Dataset items
........

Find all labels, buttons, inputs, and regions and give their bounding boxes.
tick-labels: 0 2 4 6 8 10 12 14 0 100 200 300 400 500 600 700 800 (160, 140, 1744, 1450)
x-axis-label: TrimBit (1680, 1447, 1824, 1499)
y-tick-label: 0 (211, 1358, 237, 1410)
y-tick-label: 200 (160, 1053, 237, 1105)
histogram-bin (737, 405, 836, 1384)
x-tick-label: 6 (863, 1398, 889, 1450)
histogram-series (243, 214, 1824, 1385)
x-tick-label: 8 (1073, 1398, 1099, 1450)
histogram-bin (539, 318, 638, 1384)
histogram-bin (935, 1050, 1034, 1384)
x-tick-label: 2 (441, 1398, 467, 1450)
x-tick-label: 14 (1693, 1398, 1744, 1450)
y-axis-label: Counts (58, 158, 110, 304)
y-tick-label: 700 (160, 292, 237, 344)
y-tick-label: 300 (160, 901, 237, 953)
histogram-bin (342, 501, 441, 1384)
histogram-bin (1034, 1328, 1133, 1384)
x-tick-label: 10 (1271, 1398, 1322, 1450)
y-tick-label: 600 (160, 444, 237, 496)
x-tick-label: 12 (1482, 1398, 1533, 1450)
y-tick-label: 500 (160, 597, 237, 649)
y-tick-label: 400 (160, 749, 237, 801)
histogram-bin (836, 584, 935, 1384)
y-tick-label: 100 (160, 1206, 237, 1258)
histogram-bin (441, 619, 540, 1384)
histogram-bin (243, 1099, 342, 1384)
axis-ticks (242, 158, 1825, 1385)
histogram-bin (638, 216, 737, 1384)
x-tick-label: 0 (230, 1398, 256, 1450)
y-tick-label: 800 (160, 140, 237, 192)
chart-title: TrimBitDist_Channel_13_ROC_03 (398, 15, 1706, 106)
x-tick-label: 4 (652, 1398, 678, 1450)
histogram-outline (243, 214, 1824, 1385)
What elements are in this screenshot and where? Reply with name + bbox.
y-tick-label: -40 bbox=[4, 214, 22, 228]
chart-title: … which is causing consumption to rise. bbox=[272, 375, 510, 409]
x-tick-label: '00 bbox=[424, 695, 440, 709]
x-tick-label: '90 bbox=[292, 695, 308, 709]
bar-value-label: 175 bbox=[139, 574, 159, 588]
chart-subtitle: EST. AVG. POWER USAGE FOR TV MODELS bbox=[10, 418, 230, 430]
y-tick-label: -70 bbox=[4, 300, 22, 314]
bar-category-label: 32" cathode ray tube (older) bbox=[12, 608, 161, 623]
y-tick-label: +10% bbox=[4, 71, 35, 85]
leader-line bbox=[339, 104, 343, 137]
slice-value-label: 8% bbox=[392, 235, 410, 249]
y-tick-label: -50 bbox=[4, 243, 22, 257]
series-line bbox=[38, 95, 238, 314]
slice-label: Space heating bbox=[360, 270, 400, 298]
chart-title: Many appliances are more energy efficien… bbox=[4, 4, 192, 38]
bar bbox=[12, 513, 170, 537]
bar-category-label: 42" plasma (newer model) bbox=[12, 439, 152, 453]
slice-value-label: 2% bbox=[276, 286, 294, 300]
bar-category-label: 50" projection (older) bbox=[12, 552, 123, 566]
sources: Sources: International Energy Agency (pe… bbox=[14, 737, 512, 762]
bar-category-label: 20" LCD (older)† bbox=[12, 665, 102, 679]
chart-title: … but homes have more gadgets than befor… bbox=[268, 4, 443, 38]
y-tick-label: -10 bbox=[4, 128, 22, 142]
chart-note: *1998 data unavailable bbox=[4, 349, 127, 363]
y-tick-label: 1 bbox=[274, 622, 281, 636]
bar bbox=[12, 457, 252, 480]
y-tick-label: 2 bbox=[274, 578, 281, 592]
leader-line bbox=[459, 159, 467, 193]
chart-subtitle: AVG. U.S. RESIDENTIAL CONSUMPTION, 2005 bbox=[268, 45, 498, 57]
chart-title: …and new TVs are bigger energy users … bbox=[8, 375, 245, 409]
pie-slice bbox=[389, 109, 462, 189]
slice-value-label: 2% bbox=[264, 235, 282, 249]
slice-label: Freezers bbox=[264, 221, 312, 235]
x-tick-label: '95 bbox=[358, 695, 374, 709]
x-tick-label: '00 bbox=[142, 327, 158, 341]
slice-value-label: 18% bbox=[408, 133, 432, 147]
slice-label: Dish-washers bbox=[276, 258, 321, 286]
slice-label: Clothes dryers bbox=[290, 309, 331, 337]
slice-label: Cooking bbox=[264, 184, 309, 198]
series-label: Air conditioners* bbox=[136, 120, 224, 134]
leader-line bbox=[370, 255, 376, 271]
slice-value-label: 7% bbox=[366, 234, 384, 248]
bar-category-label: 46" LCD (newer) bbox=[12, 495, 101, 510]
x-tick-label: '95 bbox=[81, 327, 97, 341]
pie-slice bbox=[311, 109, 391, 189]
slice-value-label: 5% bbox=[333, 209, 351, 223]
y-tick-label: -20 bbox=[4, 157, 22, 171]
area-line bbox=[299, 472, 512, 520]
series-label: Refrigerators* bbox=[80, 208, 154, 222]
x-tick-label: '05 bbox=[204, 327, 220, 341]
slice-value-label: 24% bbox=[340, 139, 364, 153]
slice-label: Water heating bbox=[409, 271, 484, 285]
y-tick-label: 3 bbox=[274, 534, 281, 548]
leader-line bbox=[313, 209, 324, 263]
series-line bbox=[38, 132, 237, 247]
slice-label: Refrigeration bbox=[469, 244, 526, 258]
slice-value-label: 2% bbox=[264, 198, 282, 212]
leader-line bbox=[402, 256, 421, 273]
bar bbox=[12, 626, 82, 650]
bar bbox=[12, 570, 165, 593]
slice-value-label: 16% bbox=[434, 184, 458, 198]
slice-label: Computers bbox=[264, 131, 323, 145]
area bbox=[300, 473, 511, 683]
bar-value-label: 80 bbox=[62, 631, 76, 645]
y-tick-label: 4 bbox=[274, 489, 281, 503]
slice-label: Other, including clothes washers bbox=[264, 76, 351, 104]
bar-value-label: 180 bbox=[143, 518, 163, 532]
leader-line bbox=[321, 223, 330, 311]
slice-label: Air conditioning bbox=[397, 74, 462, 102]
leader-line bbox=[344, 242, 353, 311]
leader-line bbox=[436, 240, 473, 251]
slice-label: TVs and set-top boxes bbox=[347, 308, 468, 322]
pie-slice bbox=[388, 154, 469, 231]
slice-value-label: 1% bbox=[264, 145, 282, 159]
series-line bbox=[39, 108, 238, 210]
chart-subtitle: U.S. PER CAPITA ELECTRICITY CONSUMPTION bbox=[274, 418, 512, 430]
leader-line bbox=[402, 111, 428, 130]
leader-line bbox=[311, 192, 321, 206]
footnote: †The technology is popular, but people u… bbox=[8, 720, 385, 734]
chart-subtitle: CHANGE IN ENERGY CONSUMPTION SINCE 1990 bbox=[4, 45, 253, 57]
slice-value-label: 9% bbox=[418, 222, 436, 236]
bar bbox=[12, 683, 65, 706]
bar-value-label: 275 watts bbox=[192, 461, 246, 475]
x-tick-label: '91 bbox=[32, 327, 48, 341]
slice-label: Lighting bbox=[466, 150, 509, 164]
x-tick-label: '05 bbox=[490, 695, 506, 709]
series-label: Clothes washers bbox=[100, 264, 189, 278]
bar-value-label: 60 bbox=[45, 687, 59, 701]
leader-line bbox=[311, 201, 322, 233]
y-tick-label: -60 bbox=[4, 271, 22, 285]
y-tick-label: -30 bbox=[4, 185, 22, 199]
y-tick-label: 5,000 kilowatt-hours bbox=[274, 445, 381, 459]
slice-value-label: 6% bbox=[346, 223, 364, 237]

........

- **WORK INSTRUCTIONS**
Could you lay out every line of the records above as a Markdown table with the columns "Row" and "Line," numbering each row and skipping any blank lines?

- **ANSWER TO THE TASK**
| Row | Line |
|---|---|
| 1 | Find all labels, buttons, inputs, and regions and give their bounding boxes. |
| 2 | tick-labels: 0 2 4 6 8 10 12 14 0 100 200 300 400 500 600 700 800 (160, 140, 1744, 1450) |
| 3 | x-axis-label: TrimBit (1680, 1447, 1824, 1499) |
| 4 | y-tick-label: 0 (211, 1358, 237, 1410) |
| 5 | y-tick-label: 200 (160, 1053, 237, 1105) |
| 6 | histogram-bin (737, 405, 836, 1384) |
| 7 | x-tick-label: 6 (863, 1398, 889, 1450) |
| 8 | histogram-series (243, 214, 1824, 1385) |
| 9 | x-tick-label: 8 (1073, 1398, 1099, 1450) |
| 10 | histogram-bin (539, 318, 638, 1384) |
| 11 | histogram-bin (935, 1050, 1034, 1384) |
| 12 | x-tick-label: 2 (441, 1398, 467, 1450) |
| 13 | x-tick-label: 14 (1693, 1398, 1744, 1450) |
| 14 | y-axis-label: Counts (58, 158, 110, 304) |
| 15 | y-tick-label: 700 (160, 292, 237, 344) |
| 16 | y-tick-label: 300 (160, 901, 237, 953) |
| 17 | histogram-bin (342, 501, 441, 1384) |
| 18 | histogram-bin (1034, 1328, 1133, 1384) |
| 19 | x-tick-label: 10 (1271, 1398, 1322, 1450) |
| 20 | y-tick-label: 600 (160, 444, 237, 496) |
| 21 | x-tick-label: 12 (1482, 1398, 1533, 1450) |
| 22 | y-tick-label: 500 (160, 597, 237, 649) |
| 23 | y-tick-label: 400 (160, 749, 237, 801) |
| 24 | histogram-bin (836, 584, 935, 1384) |
| 25 | y-tick-label: 100 (160, 1206, 237, 1258) |
| 26 | histogram-bin (441, 619, 540, 1384) |
| 27 | histogram-bin (243, 1099, 342, 1384) |
| 28 | axis-ticks (242, 158, 1825, 1385) |
| 29 | histogram-bin (638, 216, 737, 1384) |
| 30 | x-tick-label: 0 (230, 1398, 256, 1450) |
| 31 | y-tick-label: 800 (160, 140, 237, 192) |
| 32 | chart-title: TrimBitDist_Channel_13_ROC_03 (398, 15, 1706, 106) |
| 33 | x-tick-label: 4 (652, 1398, 678, 1450) |
| 34 | histogram-outline (243, 214, 1824, 1385) |
| 35 | What elements are in this screenshot and where? Reply with name + bbox. |
| 36 | y-tick-label: -40 bbox=[4, 214, 22, 228] |
| 37 | chart-title: … which is causing consumption to rise. bbox=[272, 375, 510, 409] |
| 38 | x-tick-label: '00 bbox=[424, 695, 440, 709] |
| 39 | x-tick-label: '90 bbox=[292, 695, 308, 709] |
| 40 | bar-value-label: 175 bbox=[139, 574, 159, 588] |
| 41 | chart-subtitle: EST. AVG. POWER USAGE FOR TV MODELS bbox=[10, 418, 230, 430] |
| 42 | y-tick-label: -70 bbox=[4, 300, 22, 314] |
| 43 | bar-category-label: 32" cathode ray tube (older) bbox=[12, 608, 161, 623] |
| 44 | y-tick-label: +10% bbox=[4, 71, 35, 85] |
| 45 | leader-line bbox=[339, 104, 343, 137] |
| 46 | slice-value-label: 8% bbox=[392, 235, 410, 249] |
| 47 | y-tick-label: -50 bbox=[4, 243, 22, 257] |
| 48 | series-line bbox=[38, 95, 238, 314] |
| 49 | slice-label: Space heating bbox=[360, 270, 400, 298] |
| 50 | chart-title: Many appliances are more energy efficien… bbox=[4, 4, 192, 38] |
| 51 | bar bbox=[12, 513, 170, 537] |
| 52 | bar-category-label: 42" plasma (newer model) bbox=[12, 439, 152, 453] |
| 53 | slice-value-label: 2% bbox=[276, 286, 294, 300] |
| 54 | bar-category-label: 50" projection (older) bbox=[12, 552, 123, 566] |
| 55 | sources: Sources: International Energy Agency (pe… bbox=[14, 737, 512, 762] |
| 56 | bar-category-label: 20" LCD (older)† bbox=[12, 665, 102, 679] |
| 57 | chart-title: … but homes have more gadgets than befor… bbox=[268, 4, 443, 38] |
| 58 | y-tick-label: -10 bbox=[4, 128, 22, 142] |
| 59 | chart-note: *1998 data unavailable bbox=[4, 349, 127, 363] |
| 60 | y-tick-label: 1 bbox=[274, 622, 281, 636] |
| 61 | bar bbox=[12, 457, 252, 480] |
| 62 | y-tick-label: 2 bbox=[274, 578, 281, 592] |
| 63 | leader-line bbox=[459, 159, 467, 193] |
| 64 | chart-subtitle: AVG. U.S. RESIDENTIAL CONSUMPTION, 2005 bbox=[268, 45, 498, 57] |
| 65 | chart-title: …and new TVs are bigger energy users … bbox=[8, 375, 245, 409] |
| 66 | pie-slice bbox=[389, 109, 462, 189] |
| 67 | slice-value-label: 2% bbox=[264, 235, 282, 249] |
| 68 | slice-label: Freezers bbox=[264, 221, 312, 235] |
| 69 | x-tick-label: '95 bbox=[358, 695, 374, 709] |
| 70 | x-tick-label: '00 bbox=[142, 327, 158, 341] |
| 71 | slice-value-label: 18% bbox=[408, 133, 432, 147] |
| 72 | slice-label: Dish-washers bbox=[276, 258, 321, 286] |
| 73 | slice-label: Clothes dryers bbox=[290, 309, 331, 337] |
| 74 | slice-label: Cooking bbox=[264, 184, 309, 198] |
| 75 | series-label: Air conditioners* bbox=[136, 120, 224, 134] |
| 76 | leader-line bbox=[370, 255, 376, 271] |
| 77 | slice-value-label: 7% bbox=[366, 234, 384, 248] |
| 78 | bar-category-label: 46" LCD (newer) bbox=[12, 495, 101, 510] |
| 79 | x-tick-label: '95 bbox=[81, 327, 97, 341] |
| 80 | pie-slice bbox=[311, 109, 391, 189] |
| 81 | slice-value-label: 5% bbox=[333, 209, 351, 223] |
| 82 | y-tick-label: -20 bbox=[4, 157, 22, 171] |
| 83 | area-line bbox=[299, 472, 512, 520] |
| 84 | series-label: Refrigerators* bbox=[80, 208, 154, 222] |
| 85 | x-tick-label: '05 bbox=[204, 327, 220, 341] |
| 86 | slice-value-label: 24% bbox=[340, 139, 364, 153] |
| 87 | slice-label: Water heating bbox=[409, 271, 484, 285] |
| 88 | y-tick-label: 3 bbox=[274, 534, 281, 548] |
| 89 | leader-line bbox=[313, 209, 324, 263] |
| 90 | series-line bbox=[38, 132, 237, 247] |
| 91 | slice-label: Refrigeration bbox=[469, 244, 526, 258] |
| 92 | slice-value-label: 2% bbox=[264, 198, 282, 212] |
| 93 | leader-line bbox=[402, 256, 421, 273] |
| 94 | bar bbox=[12, 626, 82, 650] |
| 95 | bar bbox=[12, 570, 165, 593] |
| 96 | slice-value-label: 16% bbox=[434, 184, 458, 198] |
| 97 | slice-label: Computers bbox=[264, 131, 323, 145] |
| 98 | area bbox=[300, 473, 511, 683] |
| 99 | bar-value-label: 80 bbox=[62, 631, 76, 645] |
| 100 | y-tick-label: 4 bbox=[274, 489, 281, 503] |
| 101 | slice-label: Other, including clothes washers bbox=[264, 76, 351, 104] |
| 102 | bar-value-label: 180 bbox=[143, 518, 163, 532] |
| 103 | leader-line bbox=[321, 223, 330, 311] |
| 104 | slice-label: Air conditioning bbox=[397, 74, 462, 102] |
| 105 | leader-line bbox=[344, 242, 353, 311] |
| 106 | leader-line bbox=[436, 240, 473, 251] |
| 107 | slice-label: TVs and set-top boxes bbox=[347, 308, 468, 322] |
| 108 | pie-slice bbox=[388, 154, 469, 231] |
| 109 | slice-value-label: 1% bbox=[264, 145, 282, 159] |
| 110 | series-line bbox=[39, 108, 238, 210] |
| 111 | chart-subtitle: U.S. PER CAPITA ELECTRICITY CONSUMPTION bbox=[274, 418, 512, 430] |
| 112 | leader-line bbox=[402, 111, 428, 130] |
| 113 | leader-line bbox=[311, 192, 321, 206] |
| 114 | footnote: †The technology is popular, but people u… bbox=[8, 720, 385, 734] |
| 115 | chart-subtitle: CHANGE IN ENERGY CONSUMPTION SINCE 1990 bbox=[4, 45, 253, 57] |
| 116 | slice-value-label: 9% bbox=[418, 222, 436, 236] |
| 117 | bar bbox=[12, 683, 65, 706] |
| 118 | bar-value-label: 275 watts bbox=[192, 461, 246, 475] |
| 119 | x-tick-label: '91 bbox=[32, 327, 48, 341] |
| 120 | slice-label: Lighting bbox=[466, 150, 509, 164] |
| 121 | x-tick-label: '05 bbox=[490, 695, 506, 709] |
| 122 | series-label: Clothes washers bbox=[100, 264, 189, 278] |
| 123 | bar-value-label: 60 bbox=[45, 687, 59, 701] |
| 124 | leader-line bbox=[311, 201, 322, 233] |
| 125 | y-tick-label: -60 bbox=[4, 271, 22, 285] |
| 126 | y-tick-label: -30 bbox=[4, 185, 22, 199] |
| 127 | y-tick-label: 5,000 kilowatt-hours bbox=[274, 445, 381, 459] |
| 128 | slice-value-label: 6% bbox=[346, 223, 364, 237] |